* Short problem *
Everything from the line containing "Transcribe the text in this document." to the final line of the records below should be given again exactly, and nothing else.

::::

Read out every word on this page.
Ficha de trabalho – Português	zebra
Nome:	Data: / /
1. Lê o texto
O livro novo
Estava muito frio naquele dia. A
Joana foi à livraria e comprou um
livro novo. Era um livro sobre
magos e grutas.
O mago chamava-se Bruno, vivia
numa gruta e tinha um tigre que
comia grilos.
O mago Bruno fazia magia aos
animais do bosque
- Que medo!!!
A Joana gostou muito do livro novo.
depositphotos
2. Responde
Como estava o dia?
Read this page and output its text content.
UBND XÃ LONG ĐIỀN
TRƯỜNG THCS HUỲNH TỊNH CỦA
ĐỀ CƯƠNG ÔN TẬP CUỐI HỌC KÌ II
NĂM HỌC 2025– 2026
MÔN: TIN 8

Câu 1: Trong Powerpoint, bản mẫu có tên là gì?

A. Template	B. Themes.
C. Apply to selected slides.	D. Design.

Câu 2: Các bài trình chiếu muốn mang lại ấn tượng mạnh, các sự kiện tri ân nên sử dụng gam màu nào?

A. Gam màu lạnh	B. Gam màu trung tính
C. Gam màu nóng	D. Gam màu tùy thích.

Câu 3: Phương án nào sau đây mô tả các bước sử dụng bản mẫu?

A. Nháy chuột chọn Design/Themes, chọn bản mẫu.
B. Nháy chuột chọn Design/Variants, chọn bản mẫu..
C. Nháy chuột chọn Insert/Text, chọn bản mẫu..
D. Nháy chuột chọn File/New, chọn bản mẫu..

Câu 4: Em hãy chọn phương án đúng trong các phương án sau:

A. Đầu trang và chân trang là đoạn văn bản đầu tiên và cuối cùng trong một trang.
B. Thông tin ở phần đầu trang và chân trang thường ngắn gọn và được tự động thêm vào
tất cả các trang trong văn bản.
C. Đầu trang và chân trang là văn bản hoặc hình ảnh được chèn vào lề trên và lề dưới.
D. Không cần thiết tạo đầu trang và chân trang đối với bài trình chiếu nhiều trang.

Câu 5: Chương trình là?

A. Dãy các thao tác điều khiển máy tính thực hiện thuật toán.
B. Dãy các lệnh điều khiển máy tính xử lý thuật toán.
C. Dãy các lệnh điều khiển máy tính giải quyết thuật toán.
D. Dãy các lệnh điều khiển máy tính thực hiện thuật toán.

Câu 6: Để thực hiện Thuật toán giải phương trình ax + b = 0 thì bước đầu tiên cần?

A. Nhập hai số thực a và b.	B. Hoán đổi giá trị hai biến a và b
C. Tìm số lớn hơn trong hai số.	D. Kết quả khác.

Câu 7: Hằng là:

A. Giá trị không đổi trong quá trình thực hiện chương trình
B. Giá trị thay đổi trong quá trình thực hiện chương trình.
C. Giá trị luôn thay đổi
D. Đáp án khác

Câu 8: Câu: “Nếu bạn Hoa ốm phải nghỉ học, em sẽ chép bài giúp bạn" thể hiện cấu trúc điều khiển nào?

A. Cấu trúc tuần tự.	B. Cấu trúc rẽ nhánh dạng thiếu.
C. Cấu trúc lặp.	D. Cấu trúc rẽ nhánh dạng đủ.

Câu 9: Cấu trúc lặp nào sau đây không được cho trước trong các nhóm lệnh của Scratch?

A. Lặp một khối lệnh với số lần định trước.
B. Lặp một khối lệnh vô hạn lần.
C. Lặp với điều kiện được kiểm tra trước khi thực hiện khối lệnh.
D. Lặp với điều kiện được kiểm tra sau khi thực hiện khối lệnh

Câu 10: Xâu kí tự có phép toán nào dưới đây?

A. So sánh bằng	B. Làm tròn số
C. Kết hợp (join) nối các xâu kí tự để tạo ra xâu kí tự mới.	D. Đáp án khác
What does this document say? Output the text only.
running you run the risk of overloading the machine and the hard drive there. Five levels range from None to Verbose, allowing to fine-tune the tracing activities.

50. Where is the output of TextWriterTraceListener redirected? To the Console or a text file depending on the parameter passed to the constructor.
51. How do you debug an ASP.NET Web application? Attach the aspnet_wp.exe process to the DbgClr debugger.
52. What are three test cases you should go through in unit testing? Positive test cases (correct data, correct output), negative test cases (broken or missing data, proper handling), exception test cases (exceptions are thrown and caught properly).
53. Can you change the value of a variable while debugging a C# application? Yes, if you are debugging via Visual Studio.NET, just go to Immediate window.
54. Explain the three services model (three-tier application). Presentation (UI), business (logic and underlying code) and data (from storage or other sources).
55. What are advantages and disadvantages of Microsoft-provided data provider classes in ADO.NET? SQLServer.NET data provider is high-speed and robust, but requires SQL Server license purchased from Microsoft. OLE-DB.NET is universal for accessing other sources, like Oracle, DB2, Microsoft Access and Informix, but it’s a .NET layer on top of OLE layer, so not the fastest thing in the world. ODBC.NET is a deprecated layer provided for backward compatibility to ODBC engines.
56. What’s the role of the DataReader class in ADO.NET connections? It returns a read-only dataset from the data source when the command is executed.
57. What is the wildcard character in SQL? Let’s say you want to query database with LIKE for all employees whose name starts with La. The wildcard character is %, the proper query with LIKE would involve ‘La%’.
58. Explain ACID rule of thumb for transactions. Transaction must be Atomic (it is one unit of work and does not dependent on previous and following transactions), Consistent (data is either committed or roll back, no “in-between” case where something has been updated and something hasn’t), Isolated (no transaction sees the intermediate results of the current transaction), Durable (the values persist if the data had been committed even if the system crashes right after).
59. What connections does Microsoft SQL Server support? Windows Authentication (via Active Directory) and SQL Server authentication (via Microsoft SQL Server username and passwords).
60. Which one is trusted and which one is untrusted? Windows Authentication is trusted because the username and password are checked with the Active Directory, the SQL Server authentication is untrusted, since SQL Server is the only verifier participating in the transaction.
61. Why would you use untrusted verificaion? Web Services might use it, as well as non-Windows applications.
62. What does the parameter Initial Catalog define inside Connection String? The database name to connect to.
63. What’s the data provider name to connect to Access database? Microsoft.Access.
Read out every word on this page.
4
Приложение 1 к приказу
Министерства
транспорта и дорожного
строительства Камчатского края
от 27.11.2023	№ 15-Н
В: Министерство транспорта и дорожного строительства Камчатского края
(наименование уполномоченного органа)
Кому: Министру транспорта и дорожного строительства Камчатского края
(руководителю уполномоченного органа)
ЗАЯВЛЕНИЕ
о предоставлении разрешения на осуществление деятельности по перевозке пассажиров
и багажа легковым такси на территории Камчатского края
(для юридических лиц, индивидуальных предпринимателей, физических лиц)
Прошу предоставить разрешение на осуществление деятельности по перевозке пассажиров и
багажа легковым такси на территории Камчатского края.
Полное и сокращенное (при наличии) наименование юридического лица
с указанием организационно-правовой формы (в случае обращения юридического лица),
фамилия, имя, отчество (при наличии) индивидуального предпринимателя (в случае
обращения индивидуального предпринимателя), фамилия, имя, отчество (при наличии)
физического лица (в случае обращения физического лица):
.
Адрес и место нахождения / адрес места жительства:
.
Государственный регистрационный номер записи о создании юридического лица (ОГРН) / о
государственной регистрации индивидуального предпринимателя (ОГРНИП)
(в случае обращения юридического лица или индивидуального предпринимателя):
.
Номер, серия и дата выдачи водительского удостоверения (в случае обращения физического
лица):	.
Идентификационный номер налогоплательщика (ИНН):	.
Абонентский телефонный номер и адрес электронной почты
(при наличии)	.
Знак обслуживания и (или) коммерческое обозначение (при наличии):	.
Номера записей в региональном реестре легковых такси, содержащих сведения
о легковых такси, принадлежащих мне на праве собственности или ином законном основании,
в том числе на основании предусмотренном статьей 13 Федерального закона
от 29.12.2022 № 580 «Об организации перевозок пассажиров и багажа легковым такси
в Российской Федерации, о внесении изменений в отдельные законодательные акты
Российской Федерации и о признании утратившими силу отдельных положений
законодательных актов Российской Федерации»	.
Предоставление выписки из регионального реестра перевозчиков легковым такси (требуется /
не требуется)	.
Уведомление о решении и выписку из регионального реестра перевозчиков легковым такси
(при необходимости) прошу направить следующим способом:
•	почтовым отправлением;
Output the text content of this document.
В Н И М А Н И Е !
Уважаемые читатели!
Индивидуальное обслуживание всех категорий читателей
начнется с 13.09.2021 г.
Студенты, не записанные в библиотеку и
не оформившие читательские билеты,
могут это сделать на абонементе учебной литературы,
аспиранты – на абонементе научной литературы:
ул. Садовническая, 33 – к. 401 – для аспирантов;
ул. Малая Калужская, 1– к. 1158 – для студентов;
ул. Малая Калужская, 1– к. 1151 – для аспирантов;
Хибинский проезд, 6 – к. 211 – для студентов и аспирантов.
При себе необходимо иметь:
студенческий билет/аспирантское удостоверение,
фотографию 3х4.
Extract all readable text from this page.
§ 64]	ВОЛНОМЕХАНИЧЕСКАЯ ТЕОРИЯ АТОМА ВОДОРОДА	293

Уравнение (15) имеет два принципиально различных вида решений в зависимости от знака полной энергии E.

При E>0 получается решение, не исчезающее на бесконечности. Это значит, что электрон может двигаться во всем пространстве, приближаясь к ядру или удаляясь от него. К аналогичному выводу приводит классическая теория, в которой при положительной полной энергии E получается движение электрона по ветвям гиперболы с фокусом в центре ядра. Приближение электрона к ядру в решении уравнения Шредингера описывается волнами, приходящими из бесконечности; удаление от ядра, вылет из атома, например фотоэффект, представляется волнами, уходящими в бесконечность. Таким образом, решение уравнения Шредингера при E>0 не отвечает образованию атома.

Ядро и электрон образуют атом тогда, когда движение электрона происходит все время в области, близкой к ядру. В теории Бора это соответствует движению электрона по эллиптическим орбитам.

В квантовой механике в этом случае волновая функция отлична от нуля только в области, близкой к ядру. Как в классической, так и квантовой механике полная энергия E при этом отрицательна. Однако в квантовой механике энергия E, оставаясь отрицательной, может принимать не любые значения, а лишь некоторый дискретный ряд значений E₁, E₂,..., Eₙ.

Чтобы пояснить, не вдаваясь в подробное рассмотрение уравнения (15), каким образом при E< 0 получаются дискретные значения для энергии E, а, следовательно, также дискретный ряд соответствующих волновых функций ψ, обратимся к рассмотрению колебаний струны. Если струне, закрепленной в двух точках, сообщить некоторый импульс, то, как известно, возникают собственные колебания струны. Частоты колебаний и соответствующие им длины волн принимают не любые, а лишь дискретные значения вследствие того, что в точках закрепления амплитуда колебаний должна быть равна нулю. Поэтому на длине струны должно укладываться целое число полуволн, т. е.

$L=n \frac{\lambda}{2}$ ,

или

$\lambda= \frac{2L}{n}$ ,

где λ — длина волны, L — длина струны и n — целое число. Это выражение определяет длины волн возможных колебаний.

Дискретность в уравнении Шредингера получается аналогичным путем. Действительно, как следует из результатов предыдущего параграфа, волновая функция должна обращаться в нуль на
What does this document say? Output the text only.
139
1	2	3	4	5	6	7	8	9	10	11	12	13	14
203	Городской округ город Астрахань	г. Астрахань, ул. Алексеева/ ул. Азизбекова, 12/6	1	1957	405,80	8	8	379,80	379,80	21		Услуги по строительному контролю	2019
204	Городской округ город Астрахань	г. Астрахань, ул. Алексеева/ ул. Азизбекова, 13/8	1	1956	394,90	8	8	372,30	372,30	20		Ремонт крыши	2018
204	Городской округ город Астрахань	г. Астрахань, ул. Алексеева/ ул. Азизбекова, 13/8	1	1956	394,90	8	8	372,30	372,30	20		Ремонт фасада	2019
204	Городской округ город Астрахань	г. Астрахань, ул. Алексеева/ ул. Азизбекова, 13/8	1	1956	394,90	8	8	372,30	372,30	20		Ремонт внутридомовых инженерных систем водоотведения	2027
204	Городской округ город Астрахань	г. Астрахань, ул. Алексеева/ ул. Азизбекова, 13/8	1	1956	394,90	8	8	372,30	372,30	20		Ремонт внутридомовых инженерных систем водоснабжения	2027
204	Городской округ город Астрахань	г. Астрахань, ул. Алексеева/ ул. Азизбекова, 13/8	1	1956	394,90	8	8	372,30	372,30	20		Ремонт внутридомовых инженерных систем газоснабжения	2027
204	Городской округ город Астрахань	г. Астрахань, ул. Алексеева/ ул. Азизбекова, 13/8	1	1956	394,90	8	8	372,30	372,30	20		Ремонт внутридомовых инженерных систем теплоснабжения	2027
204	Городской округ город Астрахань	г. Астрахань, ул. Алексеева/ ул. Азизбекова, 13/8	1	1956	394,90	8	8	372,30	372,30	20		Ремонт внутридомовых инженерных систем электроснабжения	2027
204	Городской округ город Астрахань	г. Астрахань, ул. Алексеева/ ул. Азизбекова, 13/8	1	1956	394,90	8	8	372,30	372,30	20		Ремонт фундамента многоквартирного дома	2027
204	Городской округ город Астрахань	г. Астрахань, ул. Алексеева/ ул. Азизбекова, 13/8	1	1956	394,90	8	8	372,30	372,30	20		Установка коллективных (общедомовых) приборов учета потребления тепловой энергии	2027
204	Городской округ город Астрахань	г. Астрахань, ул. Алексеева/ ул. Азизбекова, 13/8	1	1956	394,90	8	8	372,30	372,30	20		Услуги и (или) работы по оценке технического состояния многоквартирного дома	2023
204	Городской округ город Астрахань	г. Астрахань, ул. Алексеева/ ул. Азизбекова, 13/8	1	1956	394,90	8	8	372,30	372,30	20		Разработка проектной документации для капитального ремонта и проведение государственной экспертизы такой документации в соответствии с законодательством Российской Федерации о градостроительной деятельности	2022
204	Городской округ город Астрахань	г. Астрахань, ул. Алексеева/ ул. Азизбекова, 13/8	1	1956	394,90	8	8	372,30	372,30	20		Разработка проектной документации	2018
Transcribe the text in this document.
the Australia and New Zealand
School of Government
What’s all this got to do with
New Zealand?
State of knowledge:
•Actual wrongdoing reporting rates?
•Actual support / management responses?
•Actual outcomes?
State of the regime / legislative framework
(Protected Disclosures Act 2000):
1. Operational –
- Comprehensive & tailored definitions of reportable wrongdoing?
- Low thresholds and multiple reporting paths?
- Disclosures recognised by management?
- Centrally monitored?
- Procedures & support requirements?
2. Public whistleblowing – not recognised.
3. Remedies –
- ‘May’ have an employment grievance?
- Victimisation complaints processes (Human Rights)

::::

* The solution *
Transcribe the text in this document.
the Australia and New Zealand
School of Government
What’s all this got to do with
New Zealand?
State of knowledge:
•Actual wrongdoing reporting rates?
•Actual support / management responses?
•Actual outcomes?
State of the regime / legislative framework
(Protected Disclosures Act 2000):
1. Operational –
- Comprehensive & tailored definitions of reportable wrongdoing?
- Low thresholds and multiple reporting paths?
- Disclosures recognised by management?
- Centrally monitored?
- Procedures & support requirements?
2. Public whistleblowing – not recognised.
3. Remedies –
- ‘May’ have an employment grievance?
- Victimisation complaints processes (Human Rights)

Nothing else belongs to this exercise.